### EXERCISE
Please print all of the material below, word for word.
........
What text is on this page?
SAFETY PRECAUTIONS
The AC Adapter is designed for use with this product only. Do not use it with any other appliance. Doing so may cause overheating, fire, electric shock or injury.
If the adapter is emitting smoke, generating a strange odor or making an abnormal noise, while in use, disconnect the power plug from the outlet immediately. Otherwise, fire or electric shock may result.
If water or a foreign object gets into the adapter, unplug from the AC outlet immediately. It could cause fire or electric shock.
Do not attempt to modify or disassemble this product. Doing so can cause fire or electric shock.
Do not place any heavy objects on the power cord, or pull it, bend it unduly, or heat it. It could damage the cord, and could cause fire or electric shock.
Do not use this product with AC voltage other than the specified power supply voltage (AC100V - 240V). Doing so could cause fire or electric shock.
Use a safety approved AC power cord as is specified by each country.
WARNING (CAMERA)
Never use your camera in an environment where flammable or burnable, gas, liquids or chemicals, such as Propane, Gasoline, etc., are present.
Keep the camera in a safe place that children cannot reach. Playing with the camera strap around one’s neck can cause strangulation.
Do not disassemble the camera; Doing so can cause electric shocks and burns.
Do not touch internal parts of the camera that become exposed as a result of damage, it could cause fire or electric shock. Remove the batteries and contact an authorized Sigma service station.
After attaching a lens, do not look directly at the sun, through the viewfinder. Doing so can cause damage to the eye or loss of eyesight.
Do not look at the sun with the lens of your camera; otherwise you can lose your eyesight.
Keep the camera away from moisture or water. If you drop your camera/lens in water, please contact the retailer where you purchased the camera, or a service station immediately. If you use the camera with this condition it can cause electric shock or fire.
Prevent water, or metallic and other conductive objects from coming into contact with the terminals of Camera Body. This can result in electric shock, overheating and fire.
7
........
### REPLY
What text is on this page?
SAFETY PRECAUTIONS
The AC Adapter is designed for use with this product only. Do not use it with any other appliance. Doing so may cause overheating, fire, electric shock or injury.
If the adapter is emitting smoke, generating a strange odor or making an abnormal noise, while in use, disconnect the power plug from the outlet immediately. Otherwise, fire or electric shock may result.
If water or a foreign object gets into the adapter, unplug from the AC outlet immediately. It could cause fire or electric shock.
Do not attempt to modify or disassemble this product. Doing so can cause fire or electric shock.
Do not place any heavy objects on the power cord, or pull it, bend it unduly, or heat it. It could damage the cord, and could cause fire or electric shock.
Do not use this product with AC voltage other than the specified power supply voltage (AC100V - 240V). Doing so could cause fire or electric shock.
Use a safety approved AC power cord as is specified by each country.
WARNING (CAMERA)
Never use your camera in an environment where flammable or burnable, gas, liquids or chemicals, such as Propane, Gasoline, etc., are present.
Keep the camera in a safe place that children cannot reach. Playing with the camera strap around one’s neck can cause strangulation.
Do not disassemble the camera; Doing so can cause electric shocks and burns.
Do not touch internal parts of the camera that become exposed as a result of damage, it could cause fire or electric shock. Remove the batteries and contact an authorized Sigma service station.
After attaching a lens, do not look directly at the sun, through the viewfinder. Doing so can cause damage to the eye or loss of eyesight.
Do not look at the sun with the lens of your camera; otherwise you can lose your eyesight.
Keep the camera away from moisture or water. If you drop your camera/lens in water, please contact the retailer where you purchased the camera, or a service station immediately. If you use the camera with this condition it can cause electric shock or fire.
Prevent water, or metallic and other conductive objects from coming into contact with the terminals of Camera Body. This can result in electric shock, overheating and fire.
7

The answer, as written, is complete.